PROBLEM TO SOLVE:
Look through the records below and collect all lines that hold the string "Alice".

++++ DATASET CONTENT ++++

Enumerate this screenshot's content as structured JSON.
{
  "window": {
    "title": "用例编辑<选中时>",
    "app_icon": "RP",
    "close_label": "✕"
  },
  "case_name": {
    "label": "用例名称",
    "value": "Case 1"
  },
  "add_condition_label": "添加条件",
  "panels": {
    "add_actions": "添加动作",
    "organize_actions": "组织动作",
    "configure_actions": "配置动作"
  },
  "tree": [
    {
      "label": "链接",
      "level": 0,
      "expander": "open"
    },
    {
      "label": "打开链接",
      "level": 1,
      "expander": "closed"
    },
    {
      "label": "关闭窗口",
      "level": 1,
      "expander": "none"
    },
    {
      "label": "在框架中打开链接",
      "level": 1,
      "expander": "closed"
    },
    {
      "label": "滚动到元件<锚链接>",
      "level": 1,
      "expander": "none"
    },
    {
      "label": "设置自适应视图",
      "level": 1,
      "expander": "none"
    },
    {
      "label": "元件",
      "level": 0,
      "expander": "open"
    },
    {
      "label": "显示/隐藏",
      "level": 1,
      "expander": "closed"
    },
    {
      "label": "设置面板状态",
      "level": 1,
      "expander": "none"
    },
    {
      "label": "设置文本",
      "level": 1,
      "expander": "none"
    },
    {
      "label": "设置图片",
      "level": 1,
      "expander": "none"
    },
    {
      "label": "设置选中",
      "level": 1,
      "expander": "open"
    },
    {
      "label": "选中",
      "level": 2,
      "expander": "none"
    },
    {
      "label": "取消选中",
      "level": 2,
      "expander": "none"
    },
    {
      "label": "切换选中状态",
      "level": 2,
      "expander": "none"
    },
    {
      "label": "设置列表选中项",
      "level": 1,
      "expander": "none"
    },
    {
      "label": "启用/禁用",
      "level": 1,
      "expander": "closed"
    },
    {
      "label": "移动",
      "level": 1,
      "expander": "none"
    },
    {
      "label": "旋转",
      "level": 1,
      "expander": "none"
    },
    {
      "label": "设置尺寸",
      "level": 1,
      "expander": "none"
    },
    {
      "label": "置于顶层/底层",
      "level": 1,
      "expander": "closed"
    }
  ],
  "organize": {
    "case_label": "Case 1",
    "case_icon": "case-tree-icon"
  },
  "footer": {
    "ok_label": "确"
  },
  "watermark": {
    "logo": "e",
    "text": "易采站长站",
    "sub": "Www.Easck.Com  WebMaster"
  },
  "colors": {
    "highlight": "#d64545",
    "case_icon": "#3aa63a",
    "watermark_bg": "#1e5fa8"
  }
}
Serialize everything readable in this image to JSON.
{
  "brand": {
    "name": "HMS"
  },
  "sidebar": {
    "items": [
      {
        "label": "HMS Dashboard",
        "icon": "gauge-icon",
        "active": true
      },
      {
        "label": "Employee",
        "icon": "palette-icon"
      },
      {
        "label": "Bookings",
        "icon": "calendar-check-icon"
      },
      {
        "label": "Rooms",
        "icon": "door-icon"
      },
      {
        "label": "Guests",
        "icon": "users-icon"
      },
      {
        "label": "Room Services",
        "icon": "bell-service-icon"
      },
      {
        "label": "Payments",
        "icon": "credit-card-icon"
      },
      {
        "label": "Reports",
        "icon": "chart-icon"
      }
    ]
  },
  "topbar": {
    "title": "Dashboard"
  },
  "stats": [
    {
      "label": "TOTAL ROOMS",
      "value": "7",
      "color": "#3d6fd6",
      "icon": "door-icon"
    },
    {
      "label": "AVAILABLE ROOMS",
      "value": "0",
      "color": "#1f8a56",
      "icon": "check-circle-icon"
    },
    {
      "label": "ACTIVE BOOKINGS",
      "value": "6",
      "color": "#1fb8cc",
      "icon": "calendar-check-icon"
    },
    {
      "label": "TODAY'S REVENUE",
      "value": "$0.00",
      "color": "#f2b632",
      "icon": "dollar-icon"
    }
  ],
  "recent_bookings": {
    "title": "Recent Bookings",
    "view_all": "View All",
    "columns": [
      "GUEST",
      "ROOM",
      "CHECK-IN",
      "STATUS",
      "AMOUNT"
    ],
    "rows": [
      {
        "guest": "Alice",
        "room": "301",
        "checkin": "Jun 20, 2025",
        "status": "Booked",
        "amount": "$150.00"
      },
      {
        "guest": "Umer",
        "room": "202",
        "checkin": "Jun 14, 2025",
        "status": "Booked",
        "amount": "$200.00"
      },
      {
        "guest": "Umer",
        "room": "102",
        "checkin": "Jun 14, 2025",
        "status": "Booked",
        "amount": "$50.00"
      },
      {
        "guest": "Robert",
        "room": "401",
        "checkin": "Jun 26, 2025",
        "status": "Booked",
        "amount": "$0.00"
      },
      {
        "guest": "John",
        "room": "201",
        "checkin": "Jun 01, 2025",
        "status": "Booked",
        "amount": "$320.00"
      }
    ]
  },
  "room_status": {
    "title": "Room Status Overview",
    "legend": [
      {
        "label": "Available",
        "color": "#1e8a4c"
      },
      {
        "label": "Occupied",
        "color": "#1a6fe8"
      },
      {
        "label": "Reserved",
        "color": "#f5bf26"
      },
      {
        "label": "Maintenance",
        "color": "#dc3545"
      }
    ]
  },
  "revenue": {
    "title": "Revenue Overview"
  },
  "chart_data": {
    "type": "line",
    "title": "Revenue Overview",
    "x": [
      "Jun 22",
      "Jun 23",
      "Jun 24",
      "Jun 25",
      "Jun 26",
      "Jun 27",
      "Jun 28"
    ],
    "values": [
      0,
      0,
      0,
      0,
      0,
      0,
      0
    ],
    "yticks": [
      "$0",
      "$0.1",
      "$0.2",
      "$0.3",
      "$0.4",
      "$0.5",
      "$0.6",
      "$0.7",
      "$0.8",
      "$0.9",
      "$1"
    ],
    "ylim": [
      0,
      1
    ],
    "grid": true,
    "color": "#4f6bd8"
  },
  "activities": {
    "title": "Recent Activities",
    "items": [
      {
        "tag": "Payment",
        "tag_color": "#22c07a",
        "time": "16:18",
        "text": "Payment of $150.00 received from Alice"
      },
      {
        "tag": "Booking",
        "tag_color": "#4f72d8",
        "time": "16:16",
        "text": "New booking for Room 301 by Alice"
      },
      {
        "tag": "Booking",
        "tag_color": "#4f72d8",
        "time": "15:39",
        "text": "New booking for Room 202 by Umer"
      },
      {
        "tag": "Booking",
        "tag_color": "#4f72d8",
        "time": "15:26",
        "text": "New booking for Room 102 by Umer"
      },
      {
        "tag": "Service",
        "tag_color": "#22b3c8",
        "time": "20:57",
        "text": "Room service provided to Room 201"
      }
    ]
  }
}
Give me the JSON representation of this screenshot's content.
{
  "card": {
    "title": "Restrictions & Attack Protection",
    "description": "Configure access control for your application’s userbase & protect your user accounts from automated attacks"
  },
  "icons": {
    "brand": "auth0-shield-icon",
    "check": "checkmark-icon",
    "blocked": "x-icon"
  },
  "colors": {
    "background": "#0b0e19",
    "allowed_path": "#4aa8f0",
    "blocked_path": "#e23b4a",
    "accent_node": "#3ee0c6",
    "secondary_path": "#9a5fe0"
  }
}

++++
++++ DATASET CONTENT ++++

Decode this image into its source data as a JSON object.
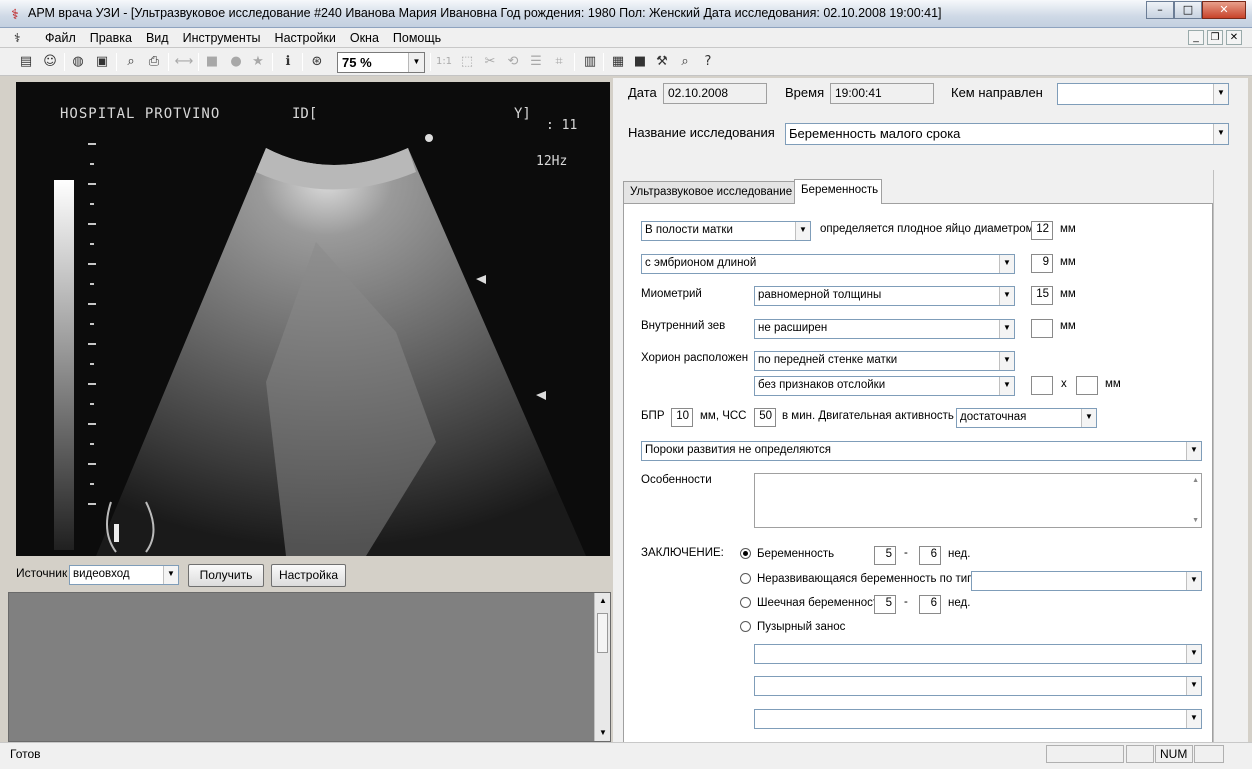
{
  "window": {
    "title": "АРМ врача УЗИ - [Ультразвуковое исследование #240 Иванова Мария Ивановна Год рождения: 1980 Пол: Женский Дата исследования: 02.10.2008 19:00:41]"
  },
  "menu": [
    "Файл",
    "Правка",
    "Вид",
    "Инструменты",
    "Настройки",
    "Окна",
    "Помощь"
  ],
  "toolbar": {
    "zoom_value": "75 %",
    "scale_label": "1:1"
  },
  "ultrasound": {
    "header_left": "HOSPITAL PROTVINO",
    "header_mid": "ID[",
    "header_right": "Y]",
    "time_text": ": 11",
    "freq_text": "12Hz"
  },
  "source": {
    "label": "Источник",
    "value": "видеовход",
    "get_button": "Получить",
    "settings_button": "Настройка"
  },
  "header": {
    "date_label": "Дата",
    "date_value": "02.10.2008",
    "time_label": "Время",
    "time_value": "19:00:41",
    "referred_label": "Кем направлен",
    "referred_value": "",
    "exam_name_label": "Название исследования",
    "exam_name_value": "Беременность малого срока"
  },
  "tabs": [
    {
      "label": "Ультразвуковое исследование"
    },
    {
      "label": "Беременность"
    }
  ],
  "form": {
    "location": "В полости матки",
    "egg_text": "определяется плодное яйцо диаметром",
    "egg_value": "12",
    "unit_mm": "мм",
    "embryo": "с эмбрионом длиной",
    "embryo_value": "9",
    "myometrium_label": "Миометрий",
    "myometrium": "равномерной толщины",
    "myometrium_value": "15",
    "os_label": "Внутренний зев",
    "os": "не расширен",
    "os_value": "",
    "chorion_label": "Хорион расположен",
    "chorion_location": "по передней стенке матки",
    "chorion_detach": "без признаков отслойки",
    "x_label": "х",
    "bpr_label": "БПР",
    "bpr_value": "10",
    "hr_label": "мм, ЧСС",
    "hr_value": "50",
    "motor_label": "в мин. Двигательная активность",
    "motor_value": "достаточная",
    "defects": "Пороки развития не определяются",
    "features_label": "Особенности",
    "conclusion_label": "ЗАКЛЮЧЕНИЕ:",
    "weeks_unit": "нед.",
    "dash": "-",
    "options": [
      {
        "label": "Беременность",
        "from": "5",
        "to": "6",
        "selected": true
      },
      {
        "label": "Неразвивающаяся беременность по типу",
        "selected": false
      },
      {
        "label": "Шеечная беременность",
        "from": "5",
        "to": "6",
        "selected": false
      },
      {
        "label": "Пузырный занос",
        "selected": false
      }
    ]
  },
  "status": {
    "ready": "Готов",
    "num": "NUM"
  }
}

++++

WRITTEN REPLY:
        "guest": "Alice",
        "text": "Payment of $150.00 received from Alice"
        "text": "New booking for Room 301 by Alice"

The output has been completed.